**Exercise goal**
Among the entries below, find the lines with "color" and copy them.

**Provided records**
====

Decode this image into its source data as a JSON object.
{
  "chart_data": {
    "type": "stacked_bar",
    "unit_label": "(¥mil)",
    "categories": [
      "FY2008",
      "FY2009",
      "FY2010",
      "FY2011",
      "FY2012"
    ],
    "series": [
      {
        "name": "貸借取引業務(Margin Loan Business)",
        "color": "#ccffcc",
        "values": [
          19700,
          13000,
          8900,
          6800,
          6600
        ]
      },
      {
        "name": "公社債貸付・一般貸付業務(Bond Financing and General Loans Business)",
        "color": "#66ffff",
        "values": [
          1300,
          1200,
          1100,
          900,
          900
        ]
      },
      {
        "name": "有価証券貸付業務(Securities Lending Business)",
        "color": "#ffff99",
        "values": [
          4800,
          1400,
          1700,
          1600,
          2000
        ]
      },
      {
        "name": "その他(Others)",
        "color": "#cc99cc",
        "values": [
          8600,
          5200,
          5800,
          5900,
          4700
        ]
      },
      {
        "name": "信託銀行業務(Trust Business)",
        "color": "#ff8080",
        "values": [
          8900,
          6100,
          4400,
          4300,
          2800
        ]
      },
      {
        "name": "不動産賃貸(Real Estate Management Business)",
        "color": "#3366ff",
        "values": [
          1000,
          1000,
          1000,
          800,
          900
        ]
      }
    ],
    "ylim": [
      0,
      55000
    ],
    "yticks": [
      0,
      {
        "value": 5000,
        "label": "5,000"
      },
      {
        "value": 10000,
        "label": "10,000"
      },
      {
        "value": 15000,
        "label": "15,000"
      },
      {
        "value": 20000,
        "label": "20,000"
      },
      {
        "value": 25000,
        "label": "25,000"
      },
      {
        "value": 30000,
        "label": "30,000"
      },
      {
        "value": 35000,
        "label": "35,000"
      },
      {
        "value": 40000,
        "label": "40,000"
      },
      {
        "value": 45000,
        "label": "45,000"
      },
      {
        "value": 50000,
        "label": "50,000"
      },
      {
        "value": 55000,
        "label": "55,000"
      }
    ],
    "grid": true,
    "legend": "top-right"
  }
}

====

**Reply to the task**
        "color": "#ccffcc",
        "color": "#66ffff",
        "color": "#ffff99",
        "color": "#cc99cc",
        "color": "#ff8080",
        "color": "#3366ff",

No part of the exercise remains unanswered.